Every line of the material that follows must be printed again exactly.
----
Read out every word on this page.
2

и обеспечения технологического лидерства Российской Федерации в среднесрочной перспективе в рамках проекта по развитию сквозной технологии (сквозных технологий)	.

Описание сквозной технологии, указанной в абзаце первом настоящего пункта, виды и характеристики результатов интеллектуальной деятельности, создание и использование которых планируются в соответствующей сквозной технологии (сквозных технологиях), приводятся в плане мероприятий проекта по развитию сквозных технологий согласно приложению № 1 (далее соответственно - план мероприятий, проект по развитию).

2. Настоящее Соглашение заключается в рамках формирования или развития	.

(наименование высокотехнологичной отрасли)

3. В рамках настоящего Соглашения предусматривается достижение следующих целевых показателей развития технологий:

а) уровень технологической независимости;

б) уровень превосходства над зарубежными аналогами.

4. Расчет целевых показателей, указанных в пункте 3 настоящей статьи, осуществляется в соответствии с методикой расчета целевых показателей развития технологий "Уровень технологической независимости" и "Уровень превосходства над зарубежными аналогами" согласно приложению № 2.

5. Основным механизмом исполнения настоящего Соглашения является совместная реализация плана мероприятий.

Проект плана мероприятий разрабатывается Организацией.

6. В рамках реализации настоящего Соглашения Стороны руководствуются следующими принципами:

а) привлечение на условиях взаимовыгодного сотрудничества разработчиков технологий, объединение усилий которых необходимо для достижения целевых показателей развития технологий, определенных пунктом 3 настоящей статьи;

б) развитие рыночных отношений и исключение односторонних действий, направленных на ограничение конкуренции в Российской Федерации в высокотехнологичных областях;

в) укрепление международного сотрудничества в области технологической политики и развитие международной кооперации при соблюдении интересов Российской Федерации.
----
### EXERCISE ANSWER
Read out every word on this page.
2

и обеспечения технологического лидерства Российской Федерации в среднесрочной перспективе в рамках проекта по развитию сквозной технологии (сквозных технологий)	.

Описание сквозной технологии, указанной в абзаце первом настоящего пункта, виды и характеристики результатов интеллектуальной деятельности, создание и использование которых планируются в соответствующей сквозной технологии (сквозных технологиях), приводятся в плане мероприятий проекта по развитию сквозных технологий согласно приложению № 1 (далее соответственно - план мероприятий, проект по развитию).

2. Настоящее Соглашение заключается в рамках формирования или развития	.

(наименование высокотехнологичной отрасли)

3. В рамках настоящего Соглашения предусматривается достижение следующих целевых показателей развития технологий:

а) уровень технологической независимости;

б) уровень превосходства над зарубежными аналогами.

4. Расчет целевых показателей, указанных в пункте 3 настоящей статьи, осуществляется в соответствии с методикой расчета целевых показателей развития технологий "Уровень технологической независимости" и "Уровень превосходства над зарубежными аналогами" согласно приложению № 2.

5. Основным механизмом исполнения настоящего Соглашения является совместная реализация плана мероприятий.

Проект плана мероприятий разрабатывается Организацией.

6. В рамках реализации настоящего Соглашения Стороны руководствуются следующими принципами:

а) привлечение на условиях взаимовыгодного сотрудничества разработчиков технологий, объединение усилий которых необходимо для достижения целевых показателей развития технологий, определенных пунктом 3 настоящей статьи;

б) развитие рыночных отношений и исключение односторонних действий, направленных на ограничение конкуренции в Российской Федерации в высокотехнологичных областях;

в) укрепление международного сотрудничества в области технологической политики и развитие международной кооперации при соблюдении интересов Российской Федерации.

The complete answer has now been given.